Directions
Check each line of the listing for the word "económicos" and give only the number of lines that have it.
══ Material for this task
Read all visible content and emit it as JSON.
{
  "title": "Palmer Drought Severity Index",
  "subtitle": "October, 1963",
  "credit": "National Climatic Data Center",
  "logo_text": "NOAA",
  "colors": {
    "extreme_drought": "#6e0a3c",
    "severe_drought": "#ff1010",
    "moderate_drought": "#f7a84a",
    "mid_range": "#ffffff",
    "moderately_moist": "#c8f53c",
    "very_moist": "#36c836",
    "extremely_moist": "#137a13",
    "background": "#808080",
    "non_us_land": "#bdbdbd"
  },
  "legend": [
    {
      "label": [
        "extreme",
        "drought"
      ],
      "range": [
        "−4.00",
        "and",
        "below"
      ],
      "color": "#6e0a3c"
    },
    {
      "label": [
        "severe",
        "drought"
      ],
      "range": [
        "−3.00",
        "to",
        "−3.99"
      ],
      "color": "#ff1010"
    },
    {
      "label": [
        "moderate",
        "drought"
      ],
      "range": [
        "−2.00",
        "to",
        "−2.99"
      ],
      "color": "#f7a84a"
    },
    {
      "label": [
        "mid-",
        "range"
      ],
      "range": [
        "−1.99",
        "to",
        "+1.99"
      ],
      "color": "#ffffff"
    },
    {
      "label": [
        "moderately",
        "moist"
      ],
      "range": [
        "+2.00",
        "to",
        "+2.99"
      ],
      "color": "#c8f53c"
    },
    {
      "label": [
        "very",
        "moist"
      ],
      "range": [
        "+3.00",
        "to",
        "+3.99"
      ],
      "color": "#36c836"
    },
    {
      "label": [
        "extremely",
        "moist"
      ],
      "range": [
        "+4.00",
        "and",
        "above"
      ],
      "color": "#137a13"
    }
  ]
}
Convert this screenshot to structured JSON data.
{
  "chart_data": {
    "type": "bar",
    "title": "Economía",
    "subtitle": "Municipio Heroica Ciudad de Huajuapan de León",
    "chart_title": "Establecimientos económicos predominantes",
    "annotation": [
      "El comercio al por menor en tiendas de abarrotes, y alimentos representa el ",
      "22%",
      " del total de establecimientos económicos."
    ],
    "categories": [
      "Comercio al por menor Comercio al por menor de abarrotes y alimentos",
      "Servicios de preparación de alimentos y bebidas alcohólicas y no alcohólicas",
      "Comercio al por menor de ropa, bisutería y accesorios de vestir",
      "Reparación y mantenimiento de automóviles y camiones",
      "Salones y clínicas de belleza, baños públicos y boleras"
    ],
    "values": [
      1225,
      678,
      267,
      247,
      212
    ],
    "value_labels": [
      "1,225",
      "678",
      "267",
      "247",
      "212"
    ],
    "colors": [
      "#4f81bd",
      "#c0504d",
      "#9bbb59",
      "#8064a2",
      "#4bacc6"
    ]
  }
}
════
Correct result
2